Two were tearful, two defiant, others quietly resolved.
They were the elected officials who approved, by a 5-2 vote, Mesa’s new non-discrimination ordinance.
After two hours of public comments Monday – with supporters arguing it protected groups from discrimination and attackers contending it puts women and children at risk – Council had its chance to comment on the NDO, arguably the most controversial issue it has tackled in years.
Mayor John Giles said he appreciated the extensive comments, then he shot down one of the main complaints by those opposed.
The ordinance, he stressed, will not make Mesa restrooms fearful places where men posing as women will lurk.
“Privacy is a reasonable concern,” Giles said. “As a father of four daughters and grandfather I would never put them in danger.”
He noted Phoenix, Flagstaff and Tempe, as well as many other cities across the country, passed similar ordinances.
“They have not experienced scenarios raised by those critical of this ordinance,” Giles said. “Everything that was inappropriate or illegal remains inappropriate or illegal in this ordinance.”
“Non-discrimaintion laws are nothing new. Twenty states and 320 cities have them .. . We’re not breaking any ground here,” Giles said.
He also had an answer for those asserting Mesa is either bending to the will of big, liberal-leaning companies coming to Mesa – like Apple, Amazon and Google – or being influenced by outside agitators to become a mecca for far-left views.
“We’ve been discussing an ordinance (banning discrimination) as a council since 2014,” Giles said.
“This ordinance is moderate and reflects the input from the community,” he insisted. “This is a mainstream ordinance that hasn't been dictated to us from any outside groups.
“This is Mesa’s ordinance.”

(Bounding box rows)
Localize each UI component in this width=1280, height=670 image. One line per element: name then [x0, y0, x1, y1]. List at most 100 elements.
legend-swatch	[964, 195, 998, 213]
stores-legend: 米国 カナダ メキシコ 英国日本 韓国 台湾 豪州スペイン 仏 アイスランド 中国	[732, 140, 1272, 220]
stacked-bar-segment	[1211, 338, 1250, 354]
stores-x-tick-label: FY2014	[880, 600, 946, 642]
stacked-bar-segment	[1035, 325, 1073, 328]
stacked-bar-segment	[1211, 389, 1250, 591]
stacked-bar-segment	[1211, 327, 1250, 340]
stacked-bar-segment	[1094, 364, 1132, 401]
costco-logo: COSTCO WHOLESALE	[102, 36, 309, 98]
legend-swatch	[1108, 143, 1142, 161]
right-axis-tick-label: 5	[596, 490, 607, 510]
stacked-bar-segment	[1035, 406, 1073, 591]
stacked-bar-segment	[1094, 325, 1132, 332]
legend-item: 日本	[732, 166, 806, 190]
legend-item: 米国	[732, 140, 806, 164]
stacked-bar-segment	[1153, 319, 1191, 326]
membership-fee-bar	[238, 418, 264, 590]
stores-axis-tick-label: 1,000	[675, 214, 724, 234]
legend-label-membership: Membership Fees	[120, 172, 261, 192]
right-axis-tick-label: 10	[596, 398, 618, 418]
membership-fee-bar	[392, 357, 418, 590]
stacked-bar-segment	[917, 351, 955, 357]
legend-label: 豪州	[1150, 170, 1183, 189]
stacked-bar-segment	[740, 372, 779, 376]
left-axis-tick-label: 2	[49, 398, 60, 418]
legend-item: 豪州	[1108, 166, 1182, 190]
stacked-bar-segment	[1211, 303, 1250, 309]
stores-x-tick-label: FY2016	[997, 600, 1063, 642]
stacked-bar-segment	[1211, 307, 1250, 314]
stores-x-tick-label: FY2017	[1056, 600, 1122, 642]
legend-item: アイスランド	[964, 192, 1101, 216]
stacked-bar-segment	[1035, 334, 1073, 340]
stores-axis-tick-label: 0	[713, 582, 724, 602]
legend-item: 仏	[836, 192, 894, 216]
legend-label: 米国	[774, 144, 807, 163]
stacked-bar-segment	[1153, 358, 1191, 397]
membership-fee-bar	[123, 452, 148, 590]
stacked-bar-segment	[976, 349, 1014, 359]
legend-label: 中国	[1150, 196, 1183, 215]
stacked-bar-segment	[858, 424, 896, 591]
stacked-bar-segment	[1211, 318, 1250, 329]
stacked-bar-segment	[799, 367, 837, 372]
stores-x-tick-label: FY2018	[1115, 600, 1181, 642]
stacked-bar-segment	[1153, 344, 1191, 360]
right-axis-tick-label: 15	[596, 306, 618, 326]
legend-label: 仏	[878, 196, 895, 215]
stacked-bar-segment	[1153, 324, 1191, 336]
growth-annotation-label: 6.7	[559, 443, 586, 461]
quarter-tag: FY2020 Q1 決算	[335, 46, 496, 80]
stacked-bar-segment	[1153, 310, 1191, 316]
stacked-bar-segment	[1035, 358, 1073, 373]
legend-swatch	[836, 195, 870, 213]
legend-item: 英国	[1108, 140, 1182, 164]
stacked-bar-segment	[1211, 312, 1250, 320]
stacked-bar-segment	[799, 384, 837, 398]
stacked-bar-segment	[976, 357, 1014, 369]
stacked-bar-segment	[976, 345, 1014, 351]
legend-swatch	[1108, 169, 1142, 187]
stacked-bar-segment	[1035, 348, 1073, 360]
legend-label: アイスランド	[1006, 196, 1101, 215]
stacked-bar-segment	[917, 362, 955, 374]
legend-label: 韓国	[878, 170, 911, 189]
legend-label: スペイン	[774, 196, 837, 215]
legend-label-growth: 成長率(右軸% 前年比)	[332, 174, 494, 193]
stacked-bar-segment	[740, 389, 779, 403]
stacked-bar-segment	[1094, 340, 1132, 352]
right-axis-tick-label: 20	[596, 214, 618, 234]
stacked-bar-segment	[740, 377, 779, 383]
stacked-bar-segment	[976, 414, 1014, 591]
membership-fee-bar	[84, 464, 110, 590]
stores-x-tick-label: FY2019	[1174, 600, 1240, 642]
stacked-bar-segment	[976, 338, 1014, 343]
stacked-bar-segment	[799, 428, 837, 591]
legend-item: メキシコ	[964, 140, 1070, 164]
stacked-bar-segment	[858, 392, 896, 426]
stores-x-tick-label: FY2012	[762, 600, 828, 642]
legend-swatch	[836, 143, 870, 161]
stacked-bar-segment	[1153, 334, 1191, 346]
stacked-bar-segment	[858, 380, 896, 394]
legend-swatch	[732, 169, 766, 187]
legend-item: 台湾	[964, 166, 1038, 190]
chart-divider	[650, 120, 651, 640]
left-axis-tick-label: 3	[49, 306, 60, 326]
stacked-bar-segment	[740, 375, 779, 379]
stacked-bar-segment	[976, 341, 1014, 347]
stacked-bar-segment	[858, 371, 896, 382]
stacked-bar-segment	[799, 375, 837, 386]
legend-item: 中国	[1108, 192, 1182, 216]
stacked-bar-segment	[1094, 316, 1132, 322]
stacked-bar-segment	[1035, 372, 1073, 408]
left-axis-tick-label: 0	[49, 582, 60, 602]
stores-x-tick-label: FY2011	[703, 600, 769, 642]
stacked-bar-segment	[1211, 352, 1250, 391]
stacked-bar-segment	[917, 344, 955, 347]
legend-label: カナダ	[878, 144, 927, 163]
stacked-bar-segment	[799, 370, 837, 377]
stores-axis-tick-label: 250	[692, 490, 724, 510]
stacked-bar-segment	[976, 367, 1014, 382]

**THE PROBLEM**
In the article on Mesa's non-discrimination ordinance, rewrite the stretch from "After two hours" through "tackled in years.", changing "public comments" to "public testimony".

**WRITTEN ANSWER**
After two hours of public testimony Monday – with supporters arguing it protected groups from discrimination and attackers contending it puts women and children at risk – Council had its chance to comment on the NDO, arguably the most controversial issue it has tackled in years.